→ **Written request 1**
Return these lines from the records unchanged, beginning at the line that contains "- search-input[interactable]: [80, 240, 989, 323]" and stopping after the line that contains "- tool-name: 钻头01: [44, 1297, 121, 1324]".
▬▬▬▬▬▬
Here’s the swimming song. Hoping to return to fresh water this weekend. Wish me luck. Now time to deal with Frances the Cat.

This past weekend Richard and I took Isabel to the bike store, in Northampton this time, after our bust visit to the Somerville shop. There, of two possible options, was my gal’s dream bike, tan and brown, like the ten speed I bought at age twelve, but unlike my boys’ ten speed racing bike, my gal’s city cruiser exudes elegance, a bike not for a gal riding miles on open country roads, but for a city kid heading to Newbury Street and beyond. The bike is a women’s bike, as my gal loves skirts, which I never wore on a bike until I met her. The handle bars ride high, so she can sit upright, enjoying the view, whereas I’ve always preferred to ride bent over. The thing has fenders, something I haven’t had since about age six, so no rain or mud will splash on her clothes. We added a new helmet, a water bottle holder, and a Northampton Bicycle water bottle, all accessories I never knew of in my day. Today we rode to Ace Wheelworks in Porter Square, with my gal out front and me behind, and added a heavy duty lock, two lights, and a bell, all things my adolescent self never needed in my country life . The baskets in stock didn’t suit her, wire and wooden baskets on the shelves when what she wants is white and wicker.

We pedaled on to Porter Square Shopping Center for a trip to the artist’s cooperative and the book store, where we bought Divergent for her, birthday cards and gifts for my guy and my brother-in-law, both celebrating this weekend, then a quick peppermint soda and three Vietnamese spring rolls, none of which could have happened thirty four years ago in Leroy, New York, where I’ll return this weekend for my thirtieth class reunion while my daughter flies off to Texas with her brother and stepmom, to meet up with her Dad’s family in Houston, where my city loving girl had wanted to go, rather than to the Texas Hill Country place her granddad shares with family when they return from China, Australia, Massachusetts, and Houston, city dwellers all but him.

I follow my girl back from Porter Square, watching her weave in and out of traffic, stop behind a Harley on Mass Ave, wave her hand in front of her nose at the exhaust, stop on the sidewalk to tighten the strap holding the lock to her bike rack, weave back into traffic, then onto the sidewalk, then back onto side streets, coming home just ahead of me. My gal is tall and strong and straight on her bike, all confidence and calm. Behind her I feel the same, whereas last time I was out riding on my own I felt small, unsure, and weak. Funny to be in this position, nineteen and a half years after becoming a mom, to watch my kids bike and drive and move away, one by one, and to see the paths they take, whether off to a radical school like SVS for all three, to RPI for college and summer work for my older son, or to Newbury Street on her own for my baby gal last week, when she rode there from the house she shares in Cambridge with her dad. Makes a mom proud, if a little wistful, to be the one trailing behind as they all go on ahead.
▬▬▬▬▬▬
→ **Written request 2**
Answer these questions using the text about the new bike.
(a) In which town was the bike bought?
(b) Which book was bought at the book store in Porter Square Shopping Center?
(c) What event is the writer attending in Leroy, New York?

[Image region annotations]
▬▬▬▬▬▬
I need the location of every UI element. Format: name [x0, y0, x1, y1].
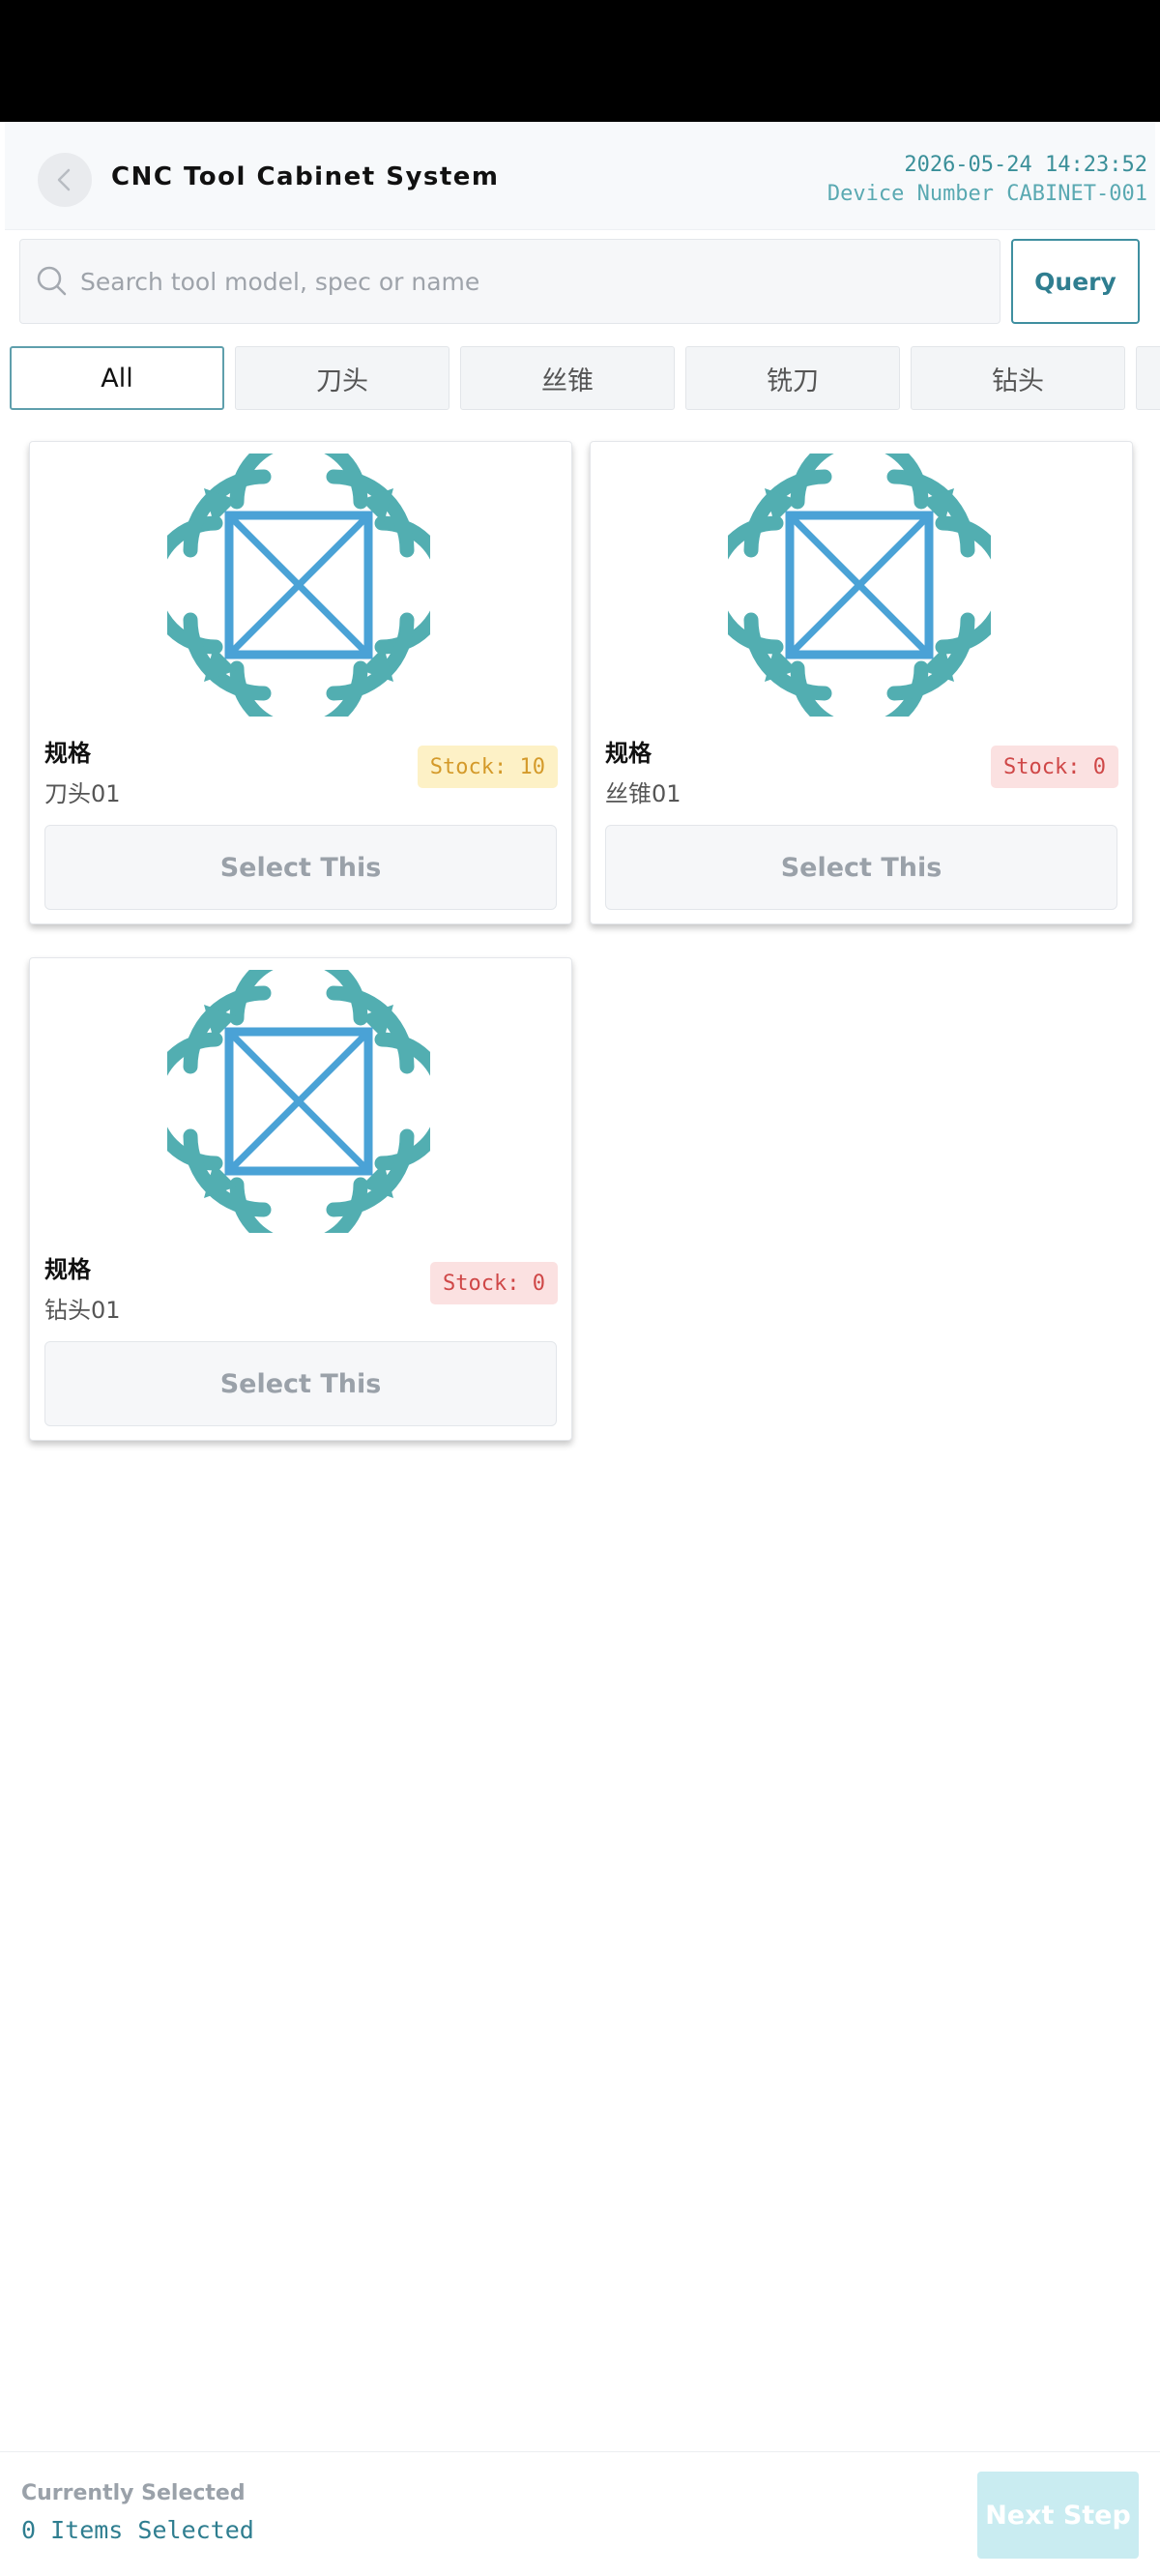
- search-input[interactable]: [80, 240, 989, 323]
- tool-name: 刀头01: [44, 780, 121, 807]
- stock-badge: Stock: 0: [430, 1262, 558, 1304]
- selected-count: 0 Items Selected: [21, 2516, 254, 2544]
- tab-milling-cutter[interactable]: 铣刀: [685, 346, 900, 410]
- tab-cutter-head[interactable]: 刀头: [235, 346, 450, 410]
- search-box[interactable]: [19, 239, 1000, 324]
- select-button[interactable]: Select This: [605, 825, 1117, 910]
- search-icon: [37, 266, 67, 296]
- query-button[interactable]: Query: [1011, 239, 1140, 324]
- select-button[interactable]: Select This: [44, 1341, 557, 1426]
- tool-name: 钻头01: [44, 1297, 121, 1324]
- tab-drill[interactable]: 钻头: [911, 346, 1125, 410]
- selected-label: Currently Selected: [21, 2481, 246, 2505]
- spec-label: 规格: [44, 740, 91, 767]
- tool-card: 规格 钻头01 Stock: 0 Select This: [29, 957, 572, 1441]
- app-header: CNC Tool Cabinet System 2026-05-24 14:23…: [5, 122, 1155, 230]
- tab-more[interactable]: [1136, 346, 1160, 410]
- tool-logo-icon: [167, 970, 430, 1233]
- back-button[interactable]: [38, 153, 92, 207]
- tool-name: 丝锥01: [605, 780, 682, 807]
- next-step-button[interactable]: Next Step: [977, 2472, 1139, 2559]
- device-number-text: Device Number CABINET-001: [826, 182, 1147, 206]
- datetime-text: 2026-05-24 14:23:52: [904, 153, 1147, 177]
- tool-card: 规格 刀头01 Stock: 10 Select This: [29, 441, 572, 924]
- page-title: CNC Tool Cabinet System: [111, 162, 500, 191]
- tool-card: 规格 丝锥01 Stock: 0 Select This: [590, 441, 1133, 924]
- select-button[interactable]: Select This: [44, 825, 557, 910]
- spec-label: 规格: [44, 1256, 91, 1283]
- stock-badge: Stock: 10: [417, 746, 558, 788]
- status-bar: [0, 0, 1160, 122]
- chevron-left-icon: [57, 168, 71, 191]
- tab-tap[interactable]: 丝锥: [460, 346, 675, 410]
- footer-bar: Currently Selected 0 Items Selected Next…: [0, 2451, 1160, 2576]
- spec-label: 规格: [605, 740, 652, 767]
- stock-badge: Stock: 0: [991, 746, 1118, 788]
- tool-logo-icon: [728, 454, 991, 717]
- tool-logo-icon: [167, 454, 430, 717]
- header-info: 2026-05-24 14:23:52 Device Number CABINE…: [827, 151, 1147, 209]
- category-tabs: All 刀头 丝锥 铣刀 钻头: [10, 346, 1160, 410]
- tab-all[interactable]: All: [10, 346, 224, 410]
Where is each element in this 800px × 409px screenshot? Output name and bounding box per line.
▬▬▬▬▬▬
→ **Full answer 1**
- search-input[interactable]: [80, 240, 989, 323]
- tool-name: 刀头01: [44, 780, 121, 807]
- stock-badge: Stock: 0: [430, 1262, 558, 1304]
- selected-count: 0 Items Selected: [21, 2516, 254, 2544]
- tab-milling-cutter[interactable]: 铣刀: [685, 346, 900, 410]
- tab-cutter-head[interactable]: 刀头: [235, 346, 450, 410]
- search-box[interactable]: [19, 239, 1000, 324]
- select-button[interactable]: Select This: [605, 825, 1117, 910]
- search-icon: [37, 266, 67, 296]
- query-button[interactable]: Query: [1011, 239, 1140, 324]
- select-button[interactable]: Select This: [44, 1341, 557, 1426]
- tool-name: 钻头01: [44, 1297, 121, 1324]

→ **Full answer 2**
(a) Northampton
(b) Divergent
(c) The writer's thirtieth class reunion